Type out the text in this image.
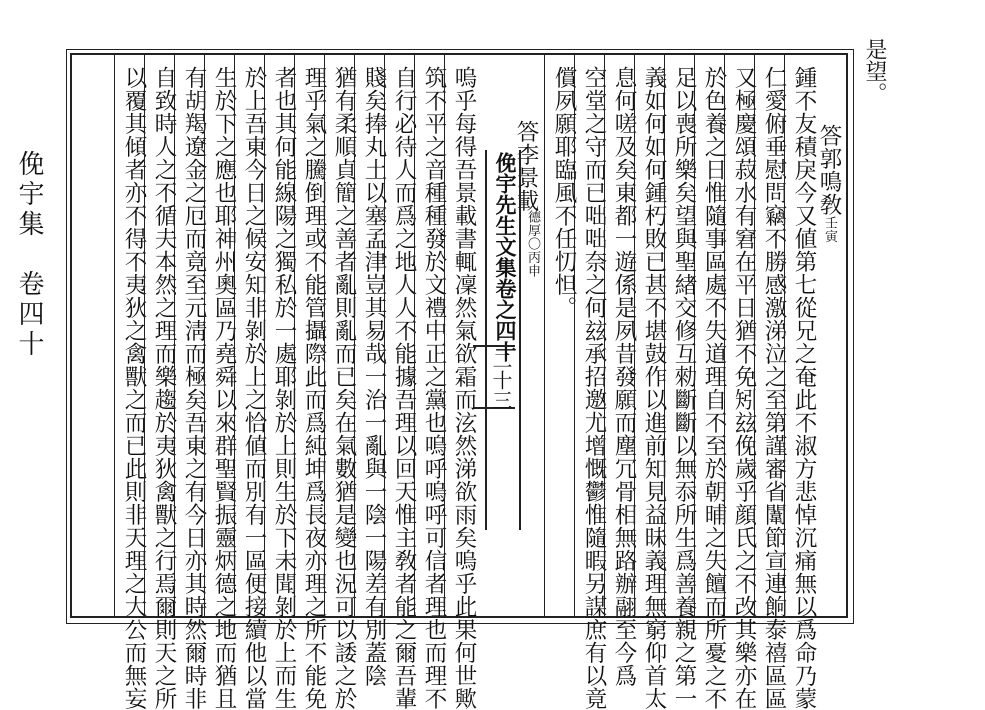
是望。
俛宇集　卷四十	答郭鳴敎壬寅
鍾不友積戾今又値第七從兄之奄此不淑方悲悼沉痛無以爲命乃蒙
仁愛俯垂慰問竊不勝感激涕泣之至第謹審省闈節宣連餉泰禧區區
又極慶頌菽水有窘在平日猶不免矧玆俛歲乎顔氏之不改其樂亦在
於色養之日惟隨事區處不失道理自不至於朝晡之失饘而所憂之不
足以喪所樂矣望與聖緖交修互勑斷斷以無忝所生爲善養親之第一
義如何如何鍾朽敗已甚不堪鼓作以進前知見益昧義理無窮仰首太
息何嗟及矣東都一遊係是夙昔發願而塵冗骨相無路辦翮至今爲
空堂之守而已咄咄奈之何玆承招邀尤增慨鬱惟隨暇另謀庶有以竟
償夙願耶臨風不任忉怛。
答李景載
德厚〇丙申
俛宇先生文集卷之四十
二十三
嗚乎每得吾景載書輒凜然氣欲霜而泫然涕欲雨矣嗚乎此果何世歟
筑不平之音種種發於文禮中正之黨也嗚呼嗚呼可信者理也而理不
自行必待人而爲之地人人不能據吾理以回天惟主敎者能之爾吾輩
賤矣捧丸土以塞孟津豈其易哉一治一亂與一陰一陽差有別蓋陰
猶有柔順貞簡之善者亂則亂而已矣在氣數猶是變也況可以諉之於
理乎氣之騰倒理或不能管攝際此而爲純坤爲長夜亦理之所不能免
者也其何能線陽之獨私於一處耶剝於上則生於下未聞剝於上而生
於上吾東今日之候安知非剝於上之恰値而別有一區便接續他以當
生於下之應也耶神州奧區乃堯舜以來群聖賢振靈炳德之地而猶且
有胡羯遼金之厄而竟至元淸而極矣吾東之有今日亦其時然爾時非
自致時人之不循夫本然之理而樂趨於夷狄禽獸之行焉爾則天之所
以覆其傾者亦不得不夷狄之禽獸之而已此則非天理之大公而無妄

━━━━━━━━━━

Task statement => Copy the material exactly. Do not include the pictures.

Result of this task =>
Type out the text in this image.
是望。
俛宇集　卷四十	答郭鳴敎壬寅
鍾不友積戾今又値第七從兄之奄此不淑方悲悼沉痛無以爲命乃蒙
仁愛俯垂慰問竊不勝感激涕泣之至第謹審省闈節宣連餉泰禧區區
又極慶頌菽水有窘在平日猶不免矧玆俛歲乎顔氏之不改其樂亦在
於色養之日惟隨事區處不失道理自不至於朝晡之失饘而所憂之不
足以喪所樂矣望與聖緖交修互勑斷斷以無忝所生爲善養親之第一
義如何如何鍾朽敗已甚不堪鼓作以進前知見益昧義理無窮仰首太
息何嗟及矣東都一遊係是夙昔發願而塵冗骨相無路辦翮至今爲
空堂之守而已咄咄奈之何玆承招邀尤增慨鬱惟隨暇另謀庶有以竟
償夙願耶臨風不任忉怛。
答李景載
德厚〇丙申
俛宇先生文集卷之四十
二十三
嗚乎每得吾景載書輒凜然氣欲霜而泫然涕欲雨矣嗚乎此果何世歟
筑不平之音種種發於文禮中正之黨也嗚呼嗚呼可信者理也而理不
自行必待人而爲之地人人不能據吾理以回天惟主敎者能之爾吾輩
賤矣捧丸土以塞孟津豈其易哉一治一亂與一陰一陽差有別蓋陰
猶有柔順貞簡之善者亂則亂而已矣在氣數猶是變也況可以諉之於
理乎氣之騰倒理或不能管攝際此而爲純坤爲長夜亦理之所不能免
者也其何能線陽之獨私於一處耶剝於上則生於下未聞剝於上而生
於上吾東今日之候安知非剝於上之恰値而別有一區便接續他以當
生於下之應也耶神州奧區乃堯舜以來群聖賢振靈炳德之地而猶且
有胡羯遼金之厄而竟至元淸而極矣吾東之有今日亦其時然爾時非
自致時人之不循夫本然之理而樂趨於夷狄禽獸之行焉爾則天之所
以覆其傾者亦不得不夷狄之禽獸之而已此則非天理之大公而無妄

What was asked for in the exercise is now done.